SET EXERCISE = From the entries that follow, extract each line holding the string "values".

SUPPLIED MATERIAL =
'''

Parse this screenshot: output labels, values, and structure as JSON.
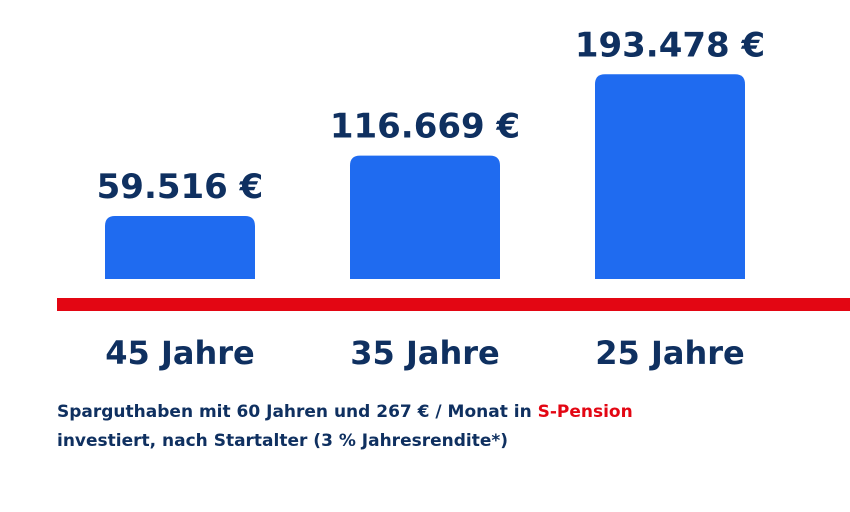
{
  "chart_data": {
    "type": "bar",
    "categories": [
      "45 Jahre",
      "35 Jahre",
      "25 Jahre"
    ],
    "values": [
      59516,
      116669,
      193478
    ],
    "value_labels": [
      "59.516 €",
      "116.669 €",
      "193.478 €"
    ],
    "title": "",
    "xlabel": "",
    "ylabel": "",
    "grid": false,
    "legend": "none"
  },
  "caption": {
    "part1": "Sparguthaben mit 60 Jahren und 267 € / Monat in ",
    "highlight": "S-Pension",
    "part2": "investiert, nach Startalter (3 % Jahresrendite*)"
  },
  "colors": {
    "bar": "#1f6bf0",
    "baseline": "#e30613",
    "text": "#0f3060",
    "accent": "#e30613"
  }
}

'''

WRITTEN REPLY =
Parse this screenshot: output labels, values, and structure as JSON.
    "values": [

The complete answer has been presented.